*Records from a data collection:*
════════════════════

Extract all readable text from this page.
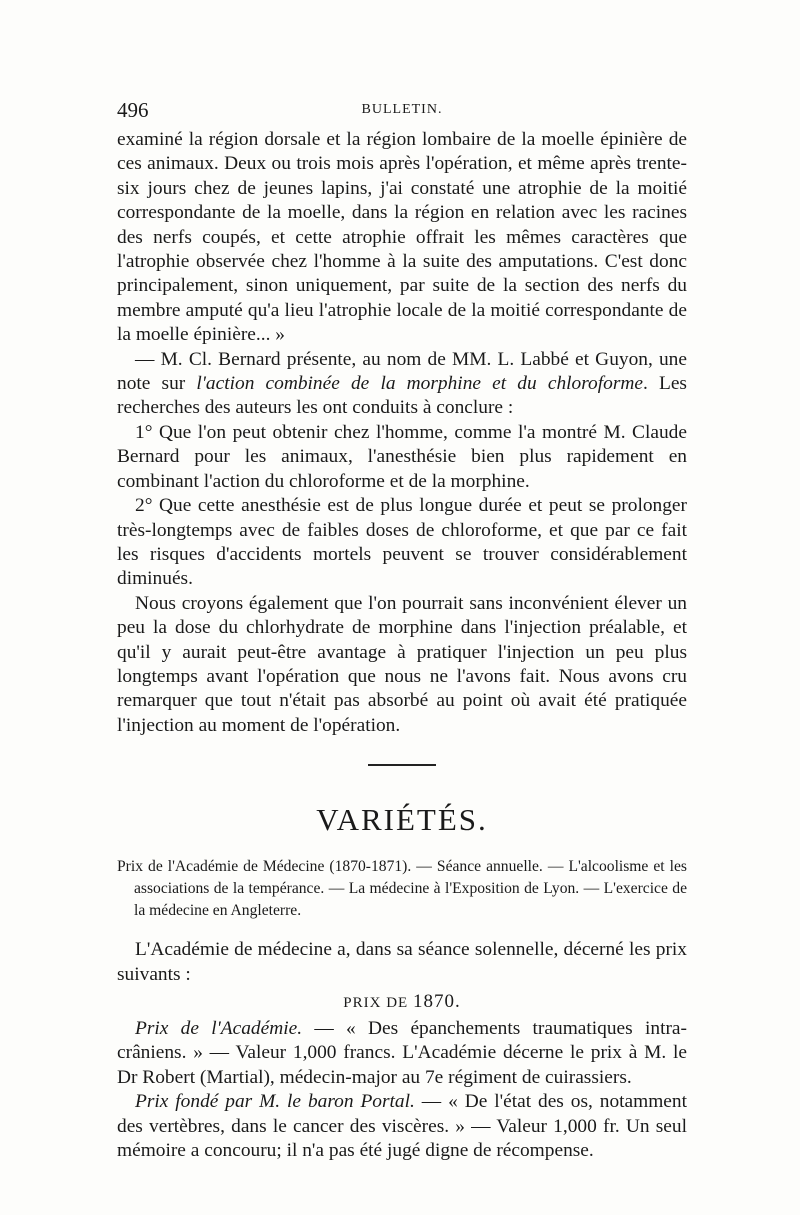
496	BULLETIN.

examiné la région dorsale et la région lombaire de la moelle épinière de ces animaux. Deux ou trois mois après l'opération, et même après trente-six jours chez de jeunes lapins, j'ai constaté une atrophie de la moitié correspondante de la moelle, dans la région en relation avec les racines des nerfs coupés, et cette atrophie offrait les mêmes caractères que l'atrophie observée chez l'homme à la suite des amputations. C'est donc principalement, sinon uniquement, par suite de la section des nerfs du membre amputé qu'a lieu l'atrophie locale de la moitié correspondante de la moelle épinière... »

— M. Cl. Bernard présente, au nom de MM. L. Labbé et Guyon, une note sur l'action combinée de la morphine et du chloroforme. Les recherches des auteurs les ont conduits à conclure :

1° Que l'on peut obtenir chez l'homme, comme l'a montré M. Claude Bernard pour les animaux, l'anesthésie bien plus rapidement en combinant l'action du chloroforme et de la morphine.

2° Que cette anesthésie est de plus longue durée et peut se prolonger très-longtemps avec de faibles doses de chloroforme, et que par ce fait les risques d'accidents mortels peuvent se trouver considérablement diminués.

Nous croyons également que l'on pourrait sans inconvénient élever un peu la dose du chlorhydrate de morphine dans l'injection préalable, et qu'il y aurait peut-être avantage à pratiquer l'injection un peu plus longtemps avant l'opération que nous ne l'avons fait. Nous avons cru remarquer que tout n'était pas absorbé au point où avait été pratiquée l'injection au moment de l'opération.

VARIÉTÉS.
Prix de l'Académie de Médecine (1870-1871). — Séance annuelle. — L'alcoolisme et les associations de la tempérance. — La médecine à l'Exposition de Lyon. — L'exercice de la médecine en Angleterre.

L'Académie de médecine a, dans sa séance solennelle, décerné les prix suivants :

PRIX DE 1870.

Prix de l'Académie. — « Des épanchements traumatiques intra-crâniens. » — Valeur 1,000 francs. L'Académie décerne le prix à M. le Dr Robert (Martial), médecin-major au 7e régiment de cuirassiers.

Prix fondé par M. le baron Portal. — « De l'état des os, notamment des vertèbres, dans le cancer des viscères. » — Valeur 1,000 fr. Un seul mémoire a concouru; il n'a pas été jugé digne de récompense.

════════════════════

*CHALLENGE:* Note how many lines in the listing above hold the string "action", then give only that figure.

*WRITTEN RESPONSE:* 2